RAW DATA
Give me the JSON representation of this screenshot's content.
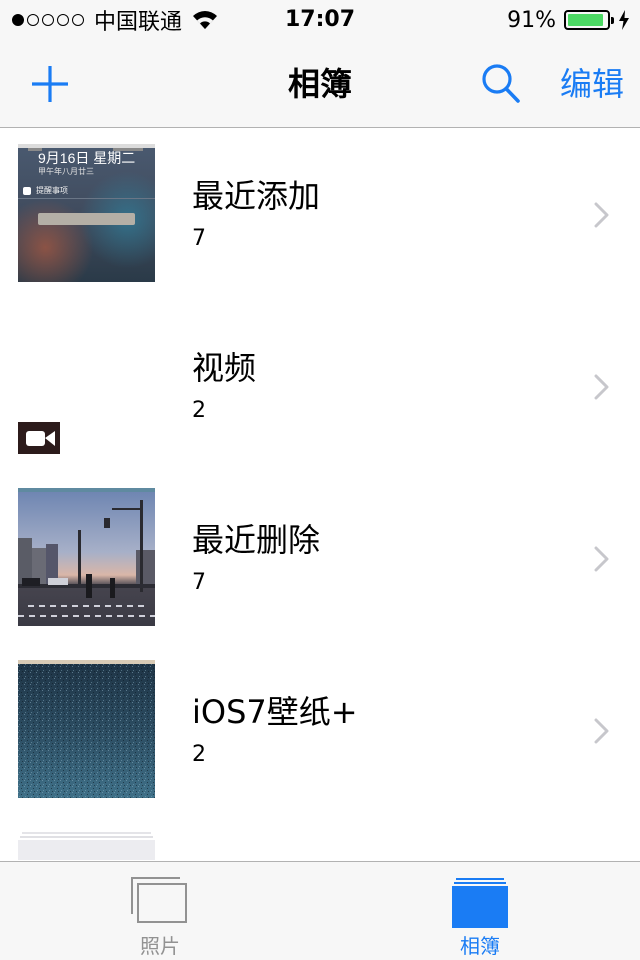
{
  "status_bar": {
    "carrier": "中国联通",
    "time": "17:07",
    "battery_percent": "91%",
    "battery_level": 0.91,
    "signal_bars_filled": 1,
    "signal_bars_total": 5
  },
  "nav": {
    "title": "相簿",
    "add_icon": "plus-icon",
    "search_icon": "search-icon",
    "edit_label": "编辑"
  },
  "albums": [
    {
      "name": "最近添加",
      "count": "7",
      "thumb_text": {
        "date": "9月16日 星期二",
        "sub": "甲午年八月廿三",
        "item": "提醒事项"
      }
    },
    {
      "name": "视频",
      "count": "2"
    },
    {
      "name": "最近删除",
      "count": "7"
    },
    {
      "name": "iOS7壁纸+",
      "count": "2"
    }
  ],
  "tabs": [
    {
      "label": "照片",
      "icon": "photos-tab-icon",
      "selected": false
    },
    {
      "label": "相簿",
      "icon": "albums-tab-icon",
      "selected": true
    }
  ],
  "colors": {
    "accent": "#1a7cf4",
    "bar_background": "#f7f7f7",
    "battery": "#4cd964",
    "tab_inactive": "#929292",
    "chevron": "#c7c7cc"
  }
}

TO BE DONE
Copy the entries above faithfully and omit every image.

PROBLEM SOLUTION
Give me the JSON representation of this screenshot's content.
{
  "status_bar": {
    "carrier": "中国联通",
    "time": "17:07",
    "battery_percent": "91%",
    "battery_level": 0.91,
    "signal_bars_filled": 1,
    "signal_bars_total": 5
  },
  "nav": {
    "title": "相簿",
    "add_icon": "plus-icon",
    "search_icon": "search-icon",
    "edit_label": "编辑"
  },
  "albums": [
    {
      "name": "最近添加",
      "count": "7",
      "thumb_text": {
        "date": "9月16日 星期二",
        "sub": "甲午年八月廿三",
        "item": "提醒事项"
      }
    },
    {
      "name": "视频",
      "count": "2"
    },
    {
      "name": "最近删除",
      "count": "7"
    },
    {
      "name": "iOS7壁纸+",
      "count": "2"
    }
  ],
  "tabs": [
    {
      "label": "照片",
      "icon": "photos-tab-icon",
      "selected": false
    },
    {
      "label": "相簿",
      "icon": "albums-tab-icon",
      "selected": true
    }
  ],
  "colors": {
    "accent": "#1a7cf4",
    "bar_background": "#f7f7f7",
    "battery": "#4cd964",
    "tab_inactive": "#929292",
    "chevron": "#c7c7cc"
  }
}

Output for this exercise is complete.